### Work required
Identify the lines that contain the string "señal", then copy each of them.

### Record list
- - - -

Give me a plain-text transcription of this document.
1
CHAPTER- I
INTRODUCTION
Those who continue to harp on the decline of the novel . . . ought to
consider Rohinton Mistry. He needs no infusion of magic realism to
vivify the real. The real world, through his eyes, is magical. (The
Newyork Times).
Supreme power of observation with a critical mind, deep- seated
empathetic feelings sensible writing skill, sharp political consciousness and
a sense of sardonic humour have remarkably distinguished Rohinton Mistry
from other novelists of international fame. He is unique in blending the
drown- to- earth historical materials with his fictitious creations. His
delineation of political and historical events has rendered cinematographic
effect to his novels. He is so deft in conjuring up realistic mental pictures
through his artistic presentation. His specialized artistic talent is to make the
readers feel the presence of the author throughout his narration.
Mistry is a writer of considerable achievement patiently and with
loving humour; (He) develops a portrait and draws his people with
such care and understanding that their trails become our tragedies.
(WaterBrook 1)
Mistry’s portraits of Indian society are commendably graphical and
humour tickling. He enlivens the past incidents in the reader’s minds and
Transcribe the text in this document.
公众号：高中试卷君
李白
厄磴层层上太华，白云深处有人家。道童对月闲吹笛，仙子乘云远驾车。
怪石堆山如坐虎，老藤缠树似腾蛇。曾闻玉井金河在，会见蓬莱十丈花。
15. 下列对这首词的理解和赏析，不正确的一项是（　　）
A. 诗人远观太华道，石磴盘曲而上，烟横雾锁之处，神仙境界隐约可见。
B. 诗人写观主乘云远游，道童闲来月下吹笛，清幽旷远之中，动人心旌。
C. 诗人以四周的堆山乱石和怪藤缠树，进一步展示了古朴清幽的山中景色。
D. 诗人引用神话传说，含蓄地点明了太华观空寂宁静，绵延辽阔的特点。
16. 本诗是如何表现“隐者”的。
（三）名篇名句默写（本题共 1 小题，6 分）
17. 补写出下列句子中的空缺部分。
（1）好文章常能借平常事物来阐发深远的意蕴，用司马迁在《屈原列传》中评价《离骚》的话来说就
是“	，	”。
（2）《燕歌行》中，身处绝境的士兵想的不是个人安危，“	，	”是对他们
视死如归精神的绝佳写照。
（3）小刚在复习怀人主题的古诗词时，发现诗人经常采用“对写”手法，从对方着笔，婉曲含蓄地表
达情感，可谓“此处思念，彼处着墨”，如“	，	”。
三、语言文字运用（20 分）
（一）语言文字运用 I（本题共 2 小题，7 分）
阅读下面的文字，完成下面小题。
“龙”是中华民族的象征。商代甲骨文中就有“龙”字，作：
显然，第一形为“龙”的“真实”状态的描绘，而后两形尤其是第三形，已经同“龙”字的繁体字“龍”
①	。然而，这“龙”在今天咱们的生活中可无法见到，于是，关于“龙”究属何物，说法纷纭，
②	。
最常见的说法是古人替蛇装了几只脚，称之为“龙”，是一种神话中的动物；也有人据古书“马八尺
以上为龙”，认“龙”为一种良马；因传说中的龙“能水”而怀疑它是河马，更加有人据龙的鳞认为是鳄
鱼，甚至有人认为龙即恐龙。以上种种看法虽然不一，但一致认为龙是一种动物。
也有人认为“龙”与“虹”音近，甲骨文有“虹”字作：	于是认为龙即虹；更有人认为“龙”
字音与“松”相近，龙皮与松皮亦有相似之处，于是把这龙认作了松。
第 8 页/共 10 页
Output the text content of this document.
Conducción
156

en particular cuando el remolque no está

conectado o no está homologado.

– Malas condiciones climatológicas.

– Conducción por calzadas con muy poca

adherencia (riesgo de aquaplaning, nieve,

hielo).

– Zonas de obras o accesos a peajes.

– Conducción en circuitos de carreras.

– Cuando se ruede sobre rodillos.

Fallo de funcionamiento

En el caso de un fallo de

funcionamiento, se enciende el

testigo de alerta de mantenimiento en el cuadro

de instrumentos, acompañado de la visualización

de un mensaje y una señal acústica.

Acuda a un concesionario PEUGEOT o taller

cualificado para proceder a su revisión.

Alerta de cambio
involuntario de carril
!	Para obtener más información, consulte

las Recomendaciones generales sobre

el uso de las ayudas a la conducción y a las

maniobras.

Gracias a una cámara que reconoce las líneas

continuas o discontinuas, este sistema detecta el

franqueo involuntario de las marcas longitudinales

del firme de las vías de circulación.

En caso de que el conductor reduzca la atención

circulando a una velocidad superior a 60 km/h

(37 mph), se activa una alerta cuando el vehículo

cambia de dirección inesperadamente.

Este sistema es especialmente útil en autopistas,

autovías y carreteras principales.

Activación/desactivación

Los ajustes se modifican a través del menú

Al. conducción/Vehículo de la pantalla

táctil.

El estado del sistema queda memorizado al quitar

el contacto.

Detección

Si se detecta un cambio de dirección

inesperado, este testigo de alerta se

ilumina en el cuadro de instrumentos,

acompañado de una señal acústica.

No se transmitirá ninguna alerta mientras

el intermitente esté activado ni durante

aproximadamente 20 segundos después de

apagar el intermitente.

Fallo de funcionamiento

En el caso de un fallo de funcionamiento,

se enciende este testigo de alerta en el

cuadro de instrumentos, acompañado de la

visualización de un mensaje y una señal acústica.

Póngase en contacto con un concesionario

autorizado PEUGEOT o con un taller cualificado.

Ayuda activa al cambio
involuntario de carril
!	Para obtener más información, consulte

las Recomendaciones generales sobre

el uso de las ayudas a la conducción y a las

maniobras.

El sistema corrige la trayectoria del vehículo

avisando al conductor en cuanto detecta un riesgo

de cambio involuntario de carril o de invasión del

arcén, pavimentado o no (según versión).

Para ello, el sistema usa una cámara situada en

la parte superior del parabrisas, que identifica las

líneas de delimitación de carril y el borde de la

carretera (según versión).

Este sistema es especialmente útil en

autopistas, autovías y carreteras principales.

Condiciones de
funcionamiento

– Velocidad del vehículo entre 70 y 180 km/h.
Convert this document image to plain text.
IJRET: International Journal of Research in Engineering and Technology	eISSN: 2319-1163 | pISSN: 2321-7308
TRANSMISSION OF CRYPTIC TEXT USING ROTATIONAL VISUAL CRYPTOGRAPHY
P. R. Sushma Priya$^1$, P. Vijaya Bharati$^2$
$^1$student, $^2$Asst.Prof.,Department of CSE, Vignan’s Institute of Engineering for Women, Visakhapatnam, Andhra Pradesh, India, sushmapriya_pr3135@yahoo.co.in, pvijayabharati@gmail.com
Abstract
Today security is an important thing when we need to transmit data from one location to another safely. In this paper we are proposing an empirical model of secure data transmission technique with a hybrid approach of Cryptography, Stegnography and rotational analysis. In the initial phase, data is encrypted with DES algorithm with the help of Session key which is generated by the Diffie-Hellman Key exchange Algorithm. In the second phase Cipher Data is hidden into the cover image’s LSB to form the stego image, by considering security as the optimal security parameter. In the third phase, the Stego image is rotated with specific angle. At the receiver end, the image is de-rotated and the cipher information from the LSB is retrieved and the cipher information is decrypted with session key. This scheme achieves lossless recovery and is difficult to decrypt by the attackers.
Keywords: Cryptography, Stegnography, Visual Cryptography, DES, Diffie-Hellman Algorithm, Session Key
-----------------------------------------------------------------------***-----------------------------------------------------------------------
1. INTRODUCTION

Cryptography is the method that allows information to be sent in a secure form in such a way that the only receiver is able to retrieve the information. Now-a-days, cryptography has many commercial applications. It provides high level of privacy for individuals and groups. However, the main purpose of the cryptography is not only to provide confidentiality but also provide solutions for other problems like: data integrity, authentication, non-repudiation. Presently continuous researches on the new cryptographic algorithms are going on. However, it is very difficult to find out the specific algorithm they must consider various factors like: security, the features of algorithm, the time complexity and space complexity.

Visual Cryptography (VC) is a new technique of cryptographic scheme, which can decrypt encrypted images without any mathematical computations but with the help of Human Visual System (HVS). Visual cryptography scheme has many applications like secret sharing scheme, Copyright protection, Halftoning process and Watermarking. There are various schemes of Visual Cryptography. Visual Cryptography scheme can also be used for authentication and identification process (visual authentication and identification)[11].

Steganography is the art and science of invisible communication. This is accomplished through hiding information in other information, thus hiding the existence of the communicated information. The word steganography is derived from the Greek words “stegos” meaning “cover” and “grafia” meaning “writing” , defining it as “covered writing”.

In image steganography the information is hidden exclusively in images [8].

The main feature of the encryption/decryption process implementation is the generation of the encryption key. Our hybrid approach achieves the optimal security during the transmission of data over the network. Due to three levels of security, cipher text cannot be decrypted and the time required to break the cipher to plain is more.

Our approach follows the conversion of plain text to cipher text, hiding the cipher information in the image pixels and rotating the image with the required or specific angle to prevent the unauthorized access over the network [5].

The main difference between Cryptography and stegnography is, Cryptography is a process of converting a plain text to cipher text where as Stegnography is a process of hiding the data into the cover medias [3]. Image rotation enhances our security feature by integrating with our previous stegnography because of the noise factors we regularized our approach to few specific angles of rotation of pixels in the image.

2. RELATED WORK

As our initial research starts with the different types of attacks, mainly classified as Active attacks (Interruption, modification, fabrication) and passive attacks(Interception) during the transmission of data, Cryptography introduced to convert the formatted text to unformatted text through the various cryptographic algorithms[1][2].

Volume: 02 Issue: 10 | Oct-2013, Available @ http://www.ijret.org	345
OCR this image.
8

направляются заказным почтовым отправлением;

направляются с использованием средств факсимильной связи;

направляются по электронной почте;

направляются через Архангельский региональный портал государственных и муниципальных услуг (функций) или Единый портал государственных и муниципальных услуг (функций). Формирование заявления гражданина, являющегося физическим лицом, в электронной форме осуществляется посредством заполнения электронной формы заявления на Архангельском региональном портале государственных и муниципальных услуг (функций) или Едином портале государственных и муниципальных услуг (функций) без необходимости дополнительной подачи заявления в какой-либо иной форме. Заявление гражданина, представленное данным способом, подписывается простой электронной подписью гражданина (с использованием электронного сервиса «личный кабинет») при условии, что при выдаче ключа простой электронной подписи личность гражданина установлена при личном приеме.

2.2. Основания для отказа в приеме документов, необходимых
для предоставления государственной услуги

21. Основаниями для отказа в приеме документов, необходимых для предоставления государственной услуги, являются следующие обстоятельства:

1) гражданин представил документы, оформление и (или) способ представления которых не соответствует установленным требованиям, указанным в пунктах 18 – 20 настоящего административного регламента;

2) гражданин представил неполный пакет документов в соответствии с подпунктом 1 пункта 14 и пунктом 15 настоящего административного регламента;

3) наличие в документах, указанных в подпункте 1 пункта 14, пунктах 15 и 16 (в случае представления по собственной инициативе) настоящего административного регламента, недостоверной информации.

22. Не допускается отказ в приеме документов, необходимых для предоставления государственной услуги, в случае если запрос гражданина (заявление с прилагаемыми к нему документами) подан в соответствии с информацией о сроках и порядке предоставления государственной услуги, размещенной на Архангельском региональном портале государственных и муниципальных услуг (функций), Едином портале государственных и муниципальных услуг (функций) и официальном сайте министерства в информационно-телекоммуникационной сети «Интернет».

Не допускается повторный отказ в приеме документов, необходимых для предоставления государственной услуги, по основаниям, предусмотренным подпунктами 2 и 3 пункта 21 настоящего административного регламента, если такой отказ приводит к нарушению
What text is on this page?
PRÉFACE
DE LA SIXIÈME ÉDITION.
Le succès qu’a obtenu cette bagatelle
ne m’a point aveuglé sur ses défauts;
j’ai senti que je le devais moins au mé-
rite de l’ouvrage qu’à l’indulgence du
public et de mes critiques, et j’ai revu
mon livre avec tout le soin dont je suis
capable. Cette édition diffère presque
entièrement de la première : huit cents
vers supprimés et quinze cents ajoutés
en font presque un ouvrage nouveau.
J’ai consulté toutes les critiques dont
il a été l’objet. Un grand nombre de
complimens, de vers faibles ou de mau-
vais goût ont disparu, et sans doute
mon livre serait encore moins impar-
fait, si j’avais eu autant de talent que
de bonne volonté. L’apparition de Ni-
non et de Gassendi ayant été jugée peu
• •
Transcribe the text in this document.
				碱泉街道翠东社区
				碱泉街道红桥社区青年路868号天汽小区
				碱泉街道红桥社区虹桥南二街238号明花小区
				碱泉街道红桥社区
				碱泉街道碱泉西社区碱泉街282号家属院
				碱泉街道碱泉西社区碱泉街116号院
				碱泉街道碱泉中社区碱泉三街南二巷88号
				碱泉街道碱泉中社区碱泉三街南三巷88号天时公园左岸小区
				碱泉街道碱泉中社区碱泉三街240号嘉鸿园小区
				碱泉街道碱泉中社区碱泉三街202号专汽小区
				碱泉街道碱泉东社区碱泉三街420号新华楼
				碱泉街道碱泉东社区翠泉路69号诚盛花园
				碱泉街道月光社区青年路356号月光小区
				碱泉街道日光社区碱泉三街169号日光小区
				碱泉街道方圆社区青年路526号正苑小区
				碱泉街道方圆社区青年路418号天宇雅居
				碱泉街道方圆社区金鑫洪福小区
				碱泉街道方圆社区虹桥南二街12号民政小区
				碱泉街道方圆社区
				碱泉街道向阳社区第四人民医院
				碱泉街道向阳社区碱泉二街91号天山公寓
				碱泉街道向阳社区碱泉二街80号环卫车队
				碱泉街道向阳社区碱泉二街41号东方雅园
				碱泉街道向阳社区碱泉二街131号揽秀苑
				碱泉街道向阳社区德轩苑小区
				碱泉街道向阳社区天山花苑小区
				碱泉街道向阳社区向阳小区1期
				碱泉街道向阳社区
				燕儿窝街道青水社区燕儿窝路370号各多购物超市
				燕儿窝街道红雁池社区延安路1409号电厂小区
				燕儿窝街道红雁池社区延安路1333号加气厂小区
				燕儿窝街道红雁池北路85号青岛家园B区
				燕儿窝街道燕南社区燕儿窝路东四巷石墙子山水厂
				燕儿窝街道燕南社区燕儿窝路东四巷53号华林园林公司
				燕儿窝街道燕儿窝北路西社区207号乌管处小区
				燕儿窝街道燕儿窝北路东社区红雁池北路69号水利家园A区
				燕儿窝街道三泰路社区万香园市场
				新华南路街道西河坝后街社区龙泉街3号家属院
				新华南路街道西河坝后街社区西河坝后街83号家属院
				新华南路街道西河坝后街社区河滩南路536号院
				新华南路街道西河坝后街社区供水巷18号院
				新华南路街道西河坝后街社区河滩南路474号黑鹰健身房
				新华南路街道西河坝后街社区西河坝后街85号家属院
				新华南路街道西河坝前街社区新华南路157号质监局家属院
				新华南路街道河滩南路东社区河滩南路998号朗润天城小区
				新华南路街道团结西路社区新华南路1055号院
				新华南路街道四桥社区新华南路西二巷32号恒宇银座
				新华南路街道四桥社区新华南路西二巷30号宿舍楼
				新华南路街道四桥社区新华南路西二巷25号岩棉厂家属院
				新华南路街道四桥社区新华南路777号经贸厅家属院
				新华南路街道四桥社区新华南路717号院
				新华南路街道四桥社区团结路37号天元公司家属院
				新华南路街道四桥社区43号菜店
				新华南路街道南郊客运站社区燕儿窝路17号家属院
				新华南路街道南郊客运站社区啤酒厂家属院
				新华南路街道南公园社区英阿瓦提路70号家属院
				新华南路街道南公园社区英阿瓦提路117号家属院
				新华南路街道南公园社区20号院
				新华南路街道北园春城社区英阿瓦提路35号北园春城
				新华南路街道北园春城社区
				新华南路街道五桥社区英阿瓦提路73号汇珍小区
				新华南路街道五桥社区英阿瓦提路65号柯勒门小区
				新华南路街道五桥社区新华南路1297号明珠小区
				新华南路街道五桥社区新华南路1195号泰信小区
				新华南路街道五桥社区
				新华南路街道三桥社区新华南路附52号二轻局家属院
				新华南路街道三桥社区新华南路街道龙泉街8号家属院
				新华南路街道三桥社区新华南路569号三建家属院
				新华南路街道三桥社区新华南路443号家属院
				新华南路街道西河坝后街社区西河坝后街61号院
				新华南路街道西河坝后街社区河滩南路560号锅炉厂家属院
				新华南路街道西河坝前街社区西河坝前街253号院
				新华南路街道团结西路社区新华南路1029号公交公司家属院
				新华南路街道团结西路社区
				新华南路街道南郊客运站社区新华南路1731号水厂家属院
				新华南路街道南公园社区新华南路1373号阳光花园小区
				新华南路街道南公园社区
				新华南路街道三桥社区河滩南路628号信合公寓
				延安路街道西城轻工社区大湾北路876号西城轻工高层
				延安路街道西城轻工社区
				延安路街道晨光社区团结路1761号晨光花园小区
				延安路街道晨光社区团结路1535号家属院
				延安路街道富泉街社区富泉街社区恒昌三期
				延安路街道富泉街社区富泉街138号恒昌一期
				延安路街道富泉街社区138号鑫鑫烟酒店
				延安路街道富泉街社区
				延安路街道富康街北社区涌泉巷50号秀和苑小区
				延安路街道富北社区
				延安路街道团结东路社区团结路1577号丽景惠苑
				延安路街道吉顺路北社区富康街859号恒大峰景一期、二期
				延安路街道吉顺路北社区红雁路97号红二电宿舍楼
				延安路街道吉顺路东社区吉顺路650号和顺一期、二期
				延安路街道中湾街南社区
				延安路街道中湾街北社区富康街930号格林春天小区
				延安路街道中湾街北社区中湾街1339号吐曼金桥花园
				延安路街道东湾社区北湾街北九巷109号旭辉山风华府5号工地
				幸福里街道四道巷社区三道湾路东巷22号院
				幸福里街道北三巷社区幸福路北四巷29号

- - - -

### Exercise answer
de un mensaje y una señal acústica.
acompañado de una señal acústica.
visualización de un mensaje y una señal acústica.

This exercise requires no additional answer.